Go through the material and pull out every line with the string "JSON" in it.

## Start

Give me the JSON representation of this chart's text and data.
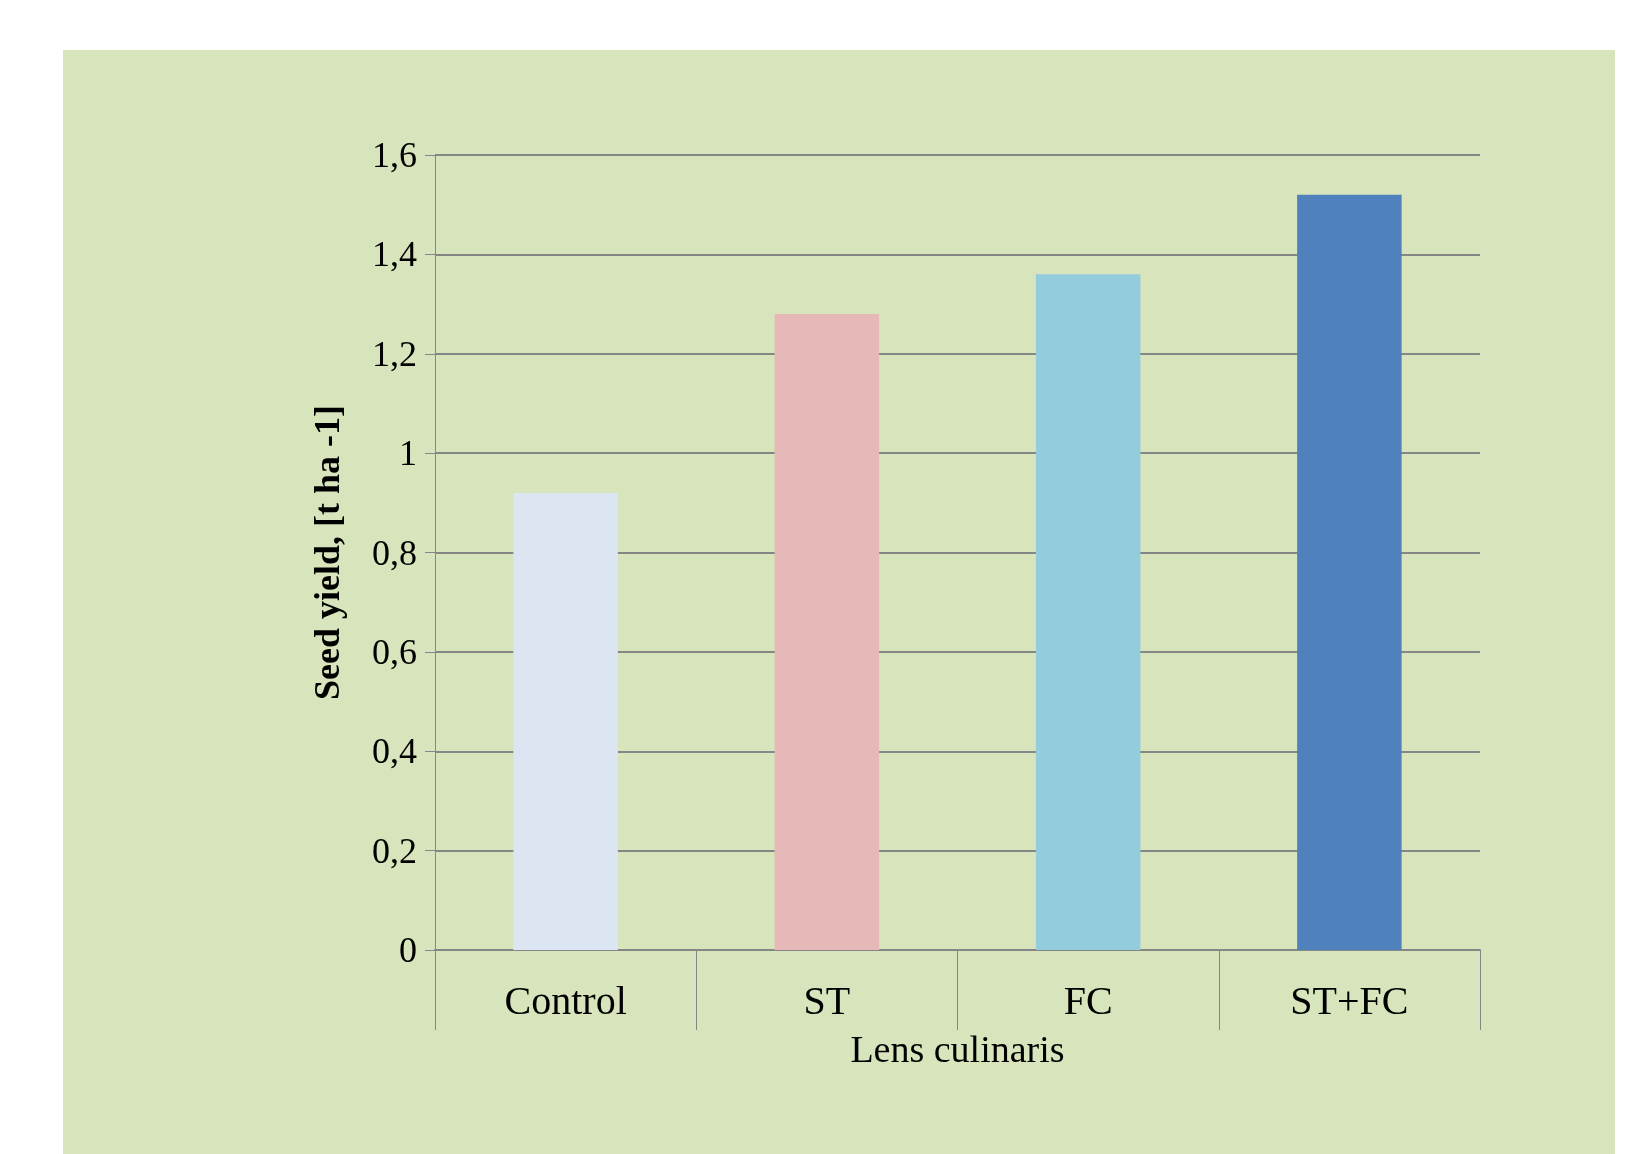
{
  "chart_data": {
    "type": "bar",
    "xlabel": "Lens culinaris",
    "ylabel": "Seed yield, [t ha -1]",
    "categories": [
      "Control",
      "ST",
      "FC",
      "ST+FC"
    ],
    "values": [
      0.92,
      1.28,
      1.36,
      1.52
    ],
    "colors": [
      "#dce6f2",
      "#e6b9b8",
      "#93cddd",
      "#4f81bd"
    ],
    "ylim": [
      0,
      1.6
    ],
    "yticks": [
      {
        "value": 0,
        "label": "0"
      },
      {
        "value": 0.2,
        "label": "0,2"
      },
      {
        "value": 0.4,
        "label": "0,4"
      },
      {
        "value": 0.6,
        "label": "0,6"
      },
      {
        "value": 0.8,
        "label": "0,8"
      },
      {
        "value": 1,
        "label": "1"
      },
      {
        "value": 1.2,
        "label": "1,2"
      },
      {
        "value": 1.4,
        "label": "1,4"
      },
      {
        "value": 1.6,
        "label": "1,6"
      }
    ],
    "grid": "y"
  }
}
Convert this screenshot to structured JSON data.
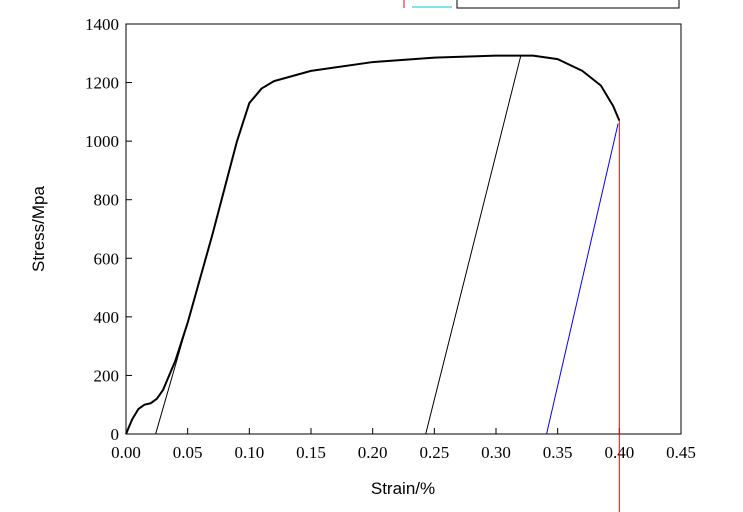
{
  "chart_data": {
    "type": "line",
    "x_label": "Strain/%",
    "y_label": "Stress/Mpa",
    "xlim": [
      0,
      0.45
    ],
    "ylim": [
      0,
      1400
    ],
    "xticks": [
      {
        "value": 0,
        "label": "0.00"
      },
      {
        "value": 0.05,
        "label": "0.05"
      },
      {
        "value": 0.1,
        "label": "0.10"
      },
      {
        "value": 0.15,
        "label": "0.15"
      },
      {
        "value": 0.2,
        "label": "0.20"
      },
      {
        "value": 0.25,
        "label": "0.25"
      },
      {
        "value": 0.3,
        "label": "0.30"
      },
      {
        "value": 0.35,
        "label": "0.35"
      },
      {
        "value": 0.4,
        "label": "0.40"
      },
      {
        "value": 0.45,
        "label": "0.45"
      }
    ],
    "yticks": [
      0,
      200,
      400,
      600,
      800,
      1000,
      1200,
      1400
    ],
    "grid": false,
    "series": [
      {
        "color": "#000000",
        "width": 2,
        "x": [
          0,
          0.005,
          0.01,
          0.015,
          0.02,
          0.025,
          0.03,
          0.04,
          0.05,
          0.06,
          0.07,
          0.08,
          0.09,
          0.1,
          0.11,
          0.12,
          0.15,
          0.2,
          0.25,
          0.3,
          0.33,
          0.35,
          0.37,
          0.385,
          0.395,
          0.4
        ],
        "values": [
          0,
          50,
          85,
          100,
          105,
          120,
          150,
          250,
          380,
          530,
          680,
          840,
          1000,
          1130,
          1180,
          1205,
          1240,
          1270,
          1285,
          1292,
          1292,
          1280,
          1240,
          1190,
          1120,
          1070
        ]
      },
      {
        "color": "#000000",
        "width": 1,
        "x": [
          0.024,
          0.05
        ],
        "values": [
          0,
          380
        ]
      },
      {
        "color": "#000000",
        "width": 1,
        "x": [
          0.243,
          0.32
        ],
        "values": [
          0,
          1290
        ]
      },
      {
        "color": "#0000ff",
        "width": 1,
        "x": [
          0.341,
          0.399
        ],
        "values": [
          0,
          1060
        ]
      },
      {
        "color": "#ff0000",
        "width": 1,
        "x": [
          0.4,
          0.4
        ],
        "values": [
          1070,
          -270
        ]
      }
    ]
  }
}
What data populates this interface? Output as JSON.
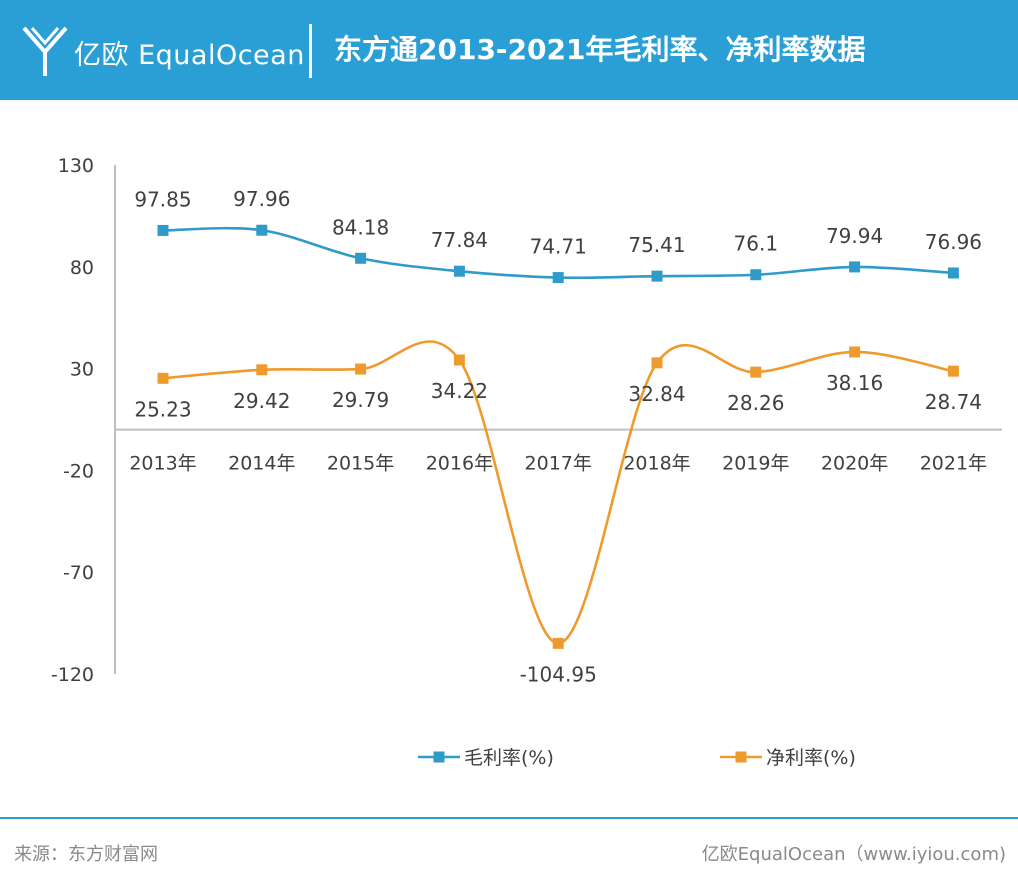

## End

- Written response
Give me the JSON representation of this chart's text and data.
Convert this screenshot to structured JSON data.
What data populates this interface? Output as JSON.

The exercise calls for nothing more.